§ AIM
Can all of these lines be returned exactly?

══ DATASET RECORDS

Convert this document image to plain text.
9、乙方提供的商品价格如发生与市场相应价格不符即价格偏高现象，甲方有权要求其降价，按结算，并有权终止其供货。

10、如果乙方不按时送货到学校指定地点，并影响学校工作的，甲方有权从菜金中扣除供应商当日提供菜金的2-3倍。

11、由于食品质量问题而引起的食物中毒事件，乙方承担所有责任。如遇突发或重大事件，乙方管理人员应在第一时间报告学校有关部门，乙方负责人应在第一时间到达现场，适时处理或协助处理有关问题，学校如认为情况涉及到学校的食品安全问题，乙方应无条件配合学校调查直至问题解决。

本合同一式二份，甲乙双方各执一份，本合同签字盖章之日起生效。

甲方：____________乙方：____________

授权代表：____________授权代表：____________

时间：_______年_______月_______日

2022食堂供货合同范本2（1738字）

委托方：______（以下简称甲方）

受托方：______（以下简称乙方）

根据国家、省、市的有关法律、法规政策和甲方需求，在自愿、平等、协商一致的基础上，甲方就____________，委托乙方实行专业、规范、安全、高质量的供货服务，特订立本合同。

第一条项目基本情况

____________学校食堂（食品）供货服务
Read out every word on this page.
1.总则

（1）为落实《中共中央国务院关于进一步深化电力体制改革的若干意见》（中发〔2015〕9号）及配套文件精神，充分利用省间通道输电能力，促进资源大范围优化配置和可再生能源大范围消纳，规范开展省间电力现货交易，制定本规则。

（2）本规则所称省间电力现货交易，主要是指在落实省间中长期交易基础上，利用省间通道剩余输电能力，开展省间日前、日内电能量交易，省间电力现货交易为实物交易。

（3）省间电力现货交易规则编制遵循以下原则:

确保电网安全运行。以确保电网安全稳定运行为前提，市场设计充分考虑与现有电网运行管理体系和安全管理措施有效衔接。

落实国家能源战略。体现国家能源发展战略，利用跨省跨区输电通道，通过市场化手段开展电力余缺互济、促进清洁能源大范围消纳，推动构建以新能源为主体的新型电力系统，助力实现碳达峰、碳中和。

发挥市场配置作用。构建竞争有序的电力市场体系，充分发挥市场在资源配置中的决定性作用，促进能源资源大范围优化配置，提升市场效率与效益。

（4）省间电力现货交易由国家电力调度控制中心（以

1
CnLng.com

════

§ RESULT FOR THIS TASK
Convert this document image to plain text.
9、乙方提供的商品价格如发生与市场相应价格不符即价格偏高现象，甲方有权要求其降价，按结算，并有权终止其供货。

10、如果乙方不按时送货到学校指定地点，并影响学校工作的，甲方有权从菜金中扣除供应商当日提供菜金的2-3倍。

11、由于食品质量问题而引起的食物中毒事件，乙方承担所有责任。如遇突发或重大事件，乙方管理人员应在第一时间报告学校有关部门，乙方负责人应在第一时间到达现场，适时处理或协助处理有关问题，学校如认为情况涉及到学校的食品安全问题，乙方应无条件配合学校调查直至问题解决。

本合同一式二份，甲乙双方各执一份，本合同签字盖章之日起生效。

甲方：____________乙方：____________

授权代表：____________授权代表：____________

时间：_______年_______月_______日

2022食堂供货合同范本2（1738字）

委托方：______（以下简称甲方）

受托方：______（以下简称乙方）

根据国家、省、市的有关法律、法规政策和甲方需求，在自愿、平等、协商一致的基础上，甲方就____________，委托乙方实行专业、规范、安全、高质量的供货服务，特订立本合同。

第一条项目基本情况

____________学校食堂（食品）供货服务
Read out every word on this page.
1.总则

（1）为落实《中共中央国务院关于进一步深化电力体制改革的若干意见》（中发〔2015〕9号）及配套文件精神，充分利用省间通道输电能力，促进资源大范围优化配置和可再生能源大范围消纳，规范开展省间电力现货交易，制定本规则。

（2）本规则所称省间电力现货交易，主要是指在落实省间中长期交易基础上，利用省间通道剩余输电能力，开展省间日前、日内电能量交易，省间电力现货交易为实物交易。

（3）省间电力现货交易规则编制遵循以下原则:

确保电网安全运行。以确保电网安全稳定运行为前提，市场设计充分考虑与现有电网运行管理体系和安全管理措施有效衔接。

落实国家能源战略。体现国家能源发展战略，利用跨省跨区输电通道，通过市场化手段开展电力余缺互济、促进清洁能源大范围消纳，推动构建以新能源为主体的新型电力系统，助力实现碳达峰、碳中和。

发挥市场配置作用。构建竞争有序的电力市场体系，充分发挥市场在资源配置中的决定性作用，促进能源资源大范围优化配置，提升市场效率与效益。

（4）省间电力现货交易由国家电力调度控制中心（以

1
CnLng.com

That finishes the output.